_Work instructions:_ Produce a copy of every line in the records that holds the string "image".

###

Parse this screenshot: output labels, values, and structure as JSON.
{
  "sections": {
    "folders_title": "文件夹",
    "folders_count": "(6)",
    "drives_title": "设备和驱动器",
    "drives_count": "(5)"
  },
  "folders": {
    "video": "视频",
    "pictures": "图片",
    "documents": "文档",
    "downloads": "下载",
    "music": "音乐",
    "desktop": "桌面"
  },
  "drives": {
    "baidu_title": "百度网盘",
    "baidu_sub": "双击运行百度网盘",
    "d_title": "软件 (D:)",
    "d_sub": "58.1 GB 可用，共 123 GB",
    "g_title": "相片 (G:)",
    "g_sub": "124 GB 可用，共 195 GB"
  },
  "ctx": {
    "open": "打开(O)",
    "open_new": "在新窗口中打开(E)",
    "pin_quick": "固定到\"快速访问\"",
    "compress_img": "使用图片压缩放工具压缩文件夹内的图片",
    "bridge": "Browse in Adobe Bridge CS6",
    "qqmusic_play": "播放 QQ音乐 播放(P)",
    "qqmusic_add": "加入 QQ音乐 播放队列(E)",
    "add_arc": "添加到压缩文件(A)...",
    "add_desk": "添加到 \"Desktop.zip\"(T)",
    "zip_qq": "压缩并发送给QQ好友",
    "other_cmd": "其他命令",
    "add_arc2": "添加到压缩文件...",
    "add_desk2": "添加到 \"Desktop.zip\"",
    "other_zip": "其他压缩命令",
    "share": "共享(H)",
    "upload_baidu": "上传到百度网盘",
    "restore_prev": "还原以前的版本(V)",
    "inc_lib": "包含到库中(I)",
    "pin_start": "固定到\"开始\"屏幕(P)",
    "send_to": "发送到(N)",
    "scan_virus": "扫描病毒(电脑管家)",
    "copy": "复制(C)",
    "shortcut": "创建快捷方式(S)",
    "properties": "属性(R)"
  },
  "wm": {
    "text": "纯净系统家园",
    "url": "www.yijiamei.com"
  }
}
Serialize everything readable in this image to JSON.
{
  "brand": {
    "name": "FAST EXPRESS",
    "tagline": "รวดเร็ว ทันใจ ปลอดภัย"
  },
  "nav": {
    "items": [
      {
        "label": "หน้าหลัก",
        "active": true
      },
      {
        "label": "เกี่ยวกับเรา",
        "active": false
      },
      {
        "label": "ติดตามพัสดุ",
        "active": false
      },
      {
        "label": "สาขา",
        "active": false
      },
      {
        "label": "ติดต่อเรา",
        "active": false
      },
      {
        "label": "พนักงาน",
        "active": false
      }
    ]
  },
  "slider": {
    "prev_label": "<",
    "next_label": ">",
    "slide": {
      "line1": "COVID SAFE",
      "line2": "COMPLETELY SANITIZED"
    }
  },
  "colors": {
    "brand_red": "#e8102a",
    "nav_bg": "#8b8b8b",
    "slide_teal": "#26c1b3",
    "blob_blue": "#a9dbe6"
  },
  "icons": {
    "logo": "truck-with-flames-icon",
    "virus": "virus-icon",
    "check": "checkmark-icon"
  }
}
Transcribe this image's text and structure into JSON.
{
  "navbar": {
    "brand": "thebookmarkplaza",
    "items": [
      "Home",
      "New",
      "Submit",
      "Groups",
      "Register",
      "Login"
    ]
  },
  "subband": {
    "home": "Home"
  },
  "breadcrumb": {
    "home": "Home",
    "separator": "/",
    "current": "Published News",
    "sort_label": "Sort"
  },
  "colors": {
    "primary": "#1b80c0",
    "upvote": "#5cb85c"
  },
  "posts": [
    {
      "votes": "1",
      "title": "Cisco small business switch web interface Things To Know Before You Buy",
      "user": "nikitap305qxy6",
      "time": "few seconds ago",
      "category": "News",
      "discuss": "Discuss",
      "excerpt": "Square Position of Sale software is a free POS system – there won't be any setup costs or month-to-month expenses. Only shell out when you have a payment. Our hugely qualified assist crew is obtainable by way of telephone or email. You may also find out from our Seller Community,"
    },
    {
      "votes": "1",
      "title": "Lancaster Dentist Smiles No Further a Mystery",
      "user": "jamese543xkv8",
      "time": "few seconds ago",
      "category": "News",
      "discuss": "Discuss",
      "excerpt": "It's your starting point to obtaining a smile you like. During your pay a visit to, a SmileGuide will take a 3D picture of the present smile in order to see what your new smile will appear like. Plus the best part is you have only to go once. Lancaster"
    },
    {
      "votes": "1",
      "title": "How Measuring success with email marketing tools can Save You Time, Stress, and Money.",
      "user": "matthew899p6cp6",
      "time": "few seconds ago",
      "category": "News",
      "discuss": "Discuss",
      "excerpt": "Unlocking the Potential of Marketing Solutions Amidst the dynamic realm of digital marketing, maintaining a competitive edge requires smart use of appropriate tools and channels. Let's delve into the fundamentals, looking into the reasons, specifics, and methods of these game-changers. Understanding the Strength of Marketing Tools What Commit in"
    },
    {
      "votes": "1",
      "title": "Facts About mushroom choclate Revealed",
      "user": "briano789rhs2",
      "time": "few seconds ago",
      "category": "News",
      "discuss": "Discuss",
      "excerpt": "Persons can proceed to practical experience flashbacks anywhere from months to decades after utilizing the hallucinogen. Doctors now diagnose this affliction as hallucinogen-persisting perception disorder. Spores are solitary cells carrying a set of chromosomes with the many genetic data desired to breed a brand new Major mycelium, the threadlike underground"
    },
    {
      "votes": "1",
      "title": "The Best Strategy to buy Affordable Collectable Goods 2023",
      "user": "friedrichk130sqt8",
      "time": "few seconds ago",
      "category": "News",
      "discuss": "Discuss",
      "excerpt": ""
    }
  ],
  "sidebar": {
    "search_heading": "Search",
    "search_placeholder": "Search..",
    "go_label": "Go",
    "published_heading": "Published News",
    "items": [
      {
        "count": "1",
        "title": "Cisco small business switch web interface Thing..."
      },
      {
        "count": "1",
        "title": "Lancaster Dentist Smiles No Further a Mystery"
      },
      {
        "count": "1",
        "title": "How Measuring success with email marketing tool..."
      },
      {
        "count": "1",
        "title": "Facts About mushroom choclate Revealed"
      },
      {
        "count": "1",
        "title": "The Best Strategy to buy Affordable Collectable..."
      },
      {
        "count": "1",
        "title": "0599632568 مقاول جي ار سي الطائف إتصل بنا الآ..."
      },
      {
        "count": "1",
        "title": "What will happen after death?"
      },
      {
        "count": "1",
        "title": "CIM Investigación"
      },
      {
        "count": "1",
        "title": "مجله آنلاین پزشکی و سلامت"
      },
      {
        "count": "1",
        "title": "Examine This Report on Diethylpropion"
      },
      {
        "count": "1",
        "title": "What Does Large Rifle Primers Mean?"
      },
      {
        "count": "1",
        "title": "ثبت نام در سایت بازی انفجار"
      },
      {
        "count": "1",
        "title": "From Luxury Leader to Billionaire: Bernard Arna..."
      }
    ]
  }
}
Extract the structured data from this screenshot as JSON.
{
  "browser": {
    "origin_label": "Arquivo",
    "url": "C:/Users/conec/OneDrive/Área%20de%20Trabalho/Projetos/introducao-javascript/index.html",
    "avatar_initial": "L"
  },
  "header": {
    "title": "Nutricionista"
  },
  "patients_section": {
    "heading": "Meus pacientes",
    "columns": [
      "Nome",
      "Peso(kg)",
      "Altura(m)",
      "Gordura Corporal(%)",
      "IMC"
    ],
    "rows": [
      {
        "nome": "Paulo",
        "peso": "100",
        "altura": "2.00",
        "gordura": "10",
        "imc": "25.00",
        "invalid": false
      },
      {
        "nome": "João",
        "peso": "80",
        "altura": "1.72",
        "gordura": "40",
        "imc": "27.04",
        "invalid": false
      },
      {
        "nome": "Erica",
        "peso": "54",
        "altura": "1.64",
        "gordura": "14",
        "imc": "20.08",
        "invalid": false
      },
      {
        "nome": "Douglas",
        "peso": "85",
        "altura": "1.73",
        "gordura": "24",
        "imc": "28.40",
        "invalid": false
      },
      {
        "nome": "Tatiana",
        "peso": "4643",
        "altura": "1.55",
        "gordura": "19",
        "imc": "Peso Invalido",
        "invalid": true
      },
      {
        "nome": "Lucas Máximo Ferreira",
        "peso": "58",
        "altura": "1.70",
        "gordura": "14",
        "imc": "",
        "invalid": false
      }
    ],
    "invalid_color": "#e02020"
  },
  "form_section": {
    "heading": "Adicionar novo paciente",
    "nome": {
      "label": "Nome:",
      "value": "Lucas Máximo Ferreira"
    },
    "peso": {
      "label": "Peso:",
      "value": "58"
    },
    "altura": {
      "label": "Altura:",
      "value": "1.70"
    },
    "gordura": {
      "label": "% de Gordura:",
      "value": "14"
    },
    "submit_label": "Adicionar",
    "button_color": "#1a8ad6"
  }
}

###

_Task answer:_
Serialize everything readable in this image to JSON.
Transcribe this image's text and structure into JSON.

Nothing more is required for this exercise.